__Data for this exercise__:
____

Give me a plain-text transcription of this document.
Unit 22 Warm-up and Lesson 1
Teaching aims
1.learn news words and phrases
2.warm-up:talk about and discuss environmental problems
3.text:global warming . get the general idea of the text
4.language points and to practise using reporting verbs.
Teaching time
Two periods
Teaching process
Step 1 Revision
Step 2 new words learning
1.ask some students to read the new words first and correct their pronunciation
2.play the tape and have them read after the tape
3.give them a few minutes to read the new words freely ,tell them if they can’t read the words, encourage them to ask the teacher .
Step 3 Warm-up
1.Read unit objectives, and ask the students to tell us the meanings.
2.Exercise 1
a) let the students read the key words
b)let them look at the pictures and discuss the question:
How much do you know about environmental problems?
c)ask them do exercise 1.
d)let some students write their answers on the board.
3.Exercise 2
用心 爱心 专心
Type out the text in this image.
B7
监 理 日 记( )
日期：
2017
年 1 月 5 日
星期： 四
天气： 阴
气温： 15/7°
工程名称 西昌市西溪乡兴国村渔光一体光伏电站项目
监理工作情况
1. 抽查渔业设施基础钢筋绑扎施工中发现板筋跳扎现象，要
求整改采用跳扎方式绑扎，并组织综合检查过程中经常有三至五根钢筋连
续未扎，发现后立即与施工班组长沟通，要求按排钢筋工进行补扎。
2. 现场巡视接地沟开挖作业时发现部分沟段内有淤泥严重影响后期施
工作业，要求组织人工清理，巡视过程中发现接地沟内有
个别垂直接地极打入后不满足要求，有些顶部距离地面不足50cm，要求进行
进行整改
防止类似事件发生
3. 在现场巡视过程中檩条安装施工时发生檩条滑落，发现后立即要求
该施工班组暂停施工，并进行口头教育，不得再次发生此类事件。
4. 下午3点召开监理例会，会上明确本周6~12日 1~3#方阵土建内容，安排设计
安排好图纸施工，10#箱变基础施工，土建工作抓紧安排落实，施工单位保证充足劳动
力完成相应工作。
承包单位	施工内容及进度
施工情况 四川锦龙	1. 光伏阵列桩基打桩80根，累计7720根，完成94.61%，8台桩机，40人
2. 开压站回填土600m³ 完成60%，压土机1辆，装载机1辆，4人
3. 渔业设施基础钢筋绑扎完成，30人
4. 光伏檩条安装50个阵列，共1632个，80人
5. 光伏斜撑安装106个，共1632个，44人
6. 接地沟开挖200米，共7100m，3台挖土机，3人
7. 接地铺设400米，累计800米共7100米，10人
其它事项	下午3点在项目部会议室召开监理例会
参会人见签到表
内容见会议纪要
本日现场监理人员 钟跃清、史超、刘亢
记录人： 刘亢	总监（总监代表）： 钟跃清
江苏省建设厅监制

____

__Goal of the exercise__: Which lines of the data above contain "their"? Copy each one.

__In response__:
1.ask some students to read the new words first and correct their pronunciation
d)let some students write their answers on the board.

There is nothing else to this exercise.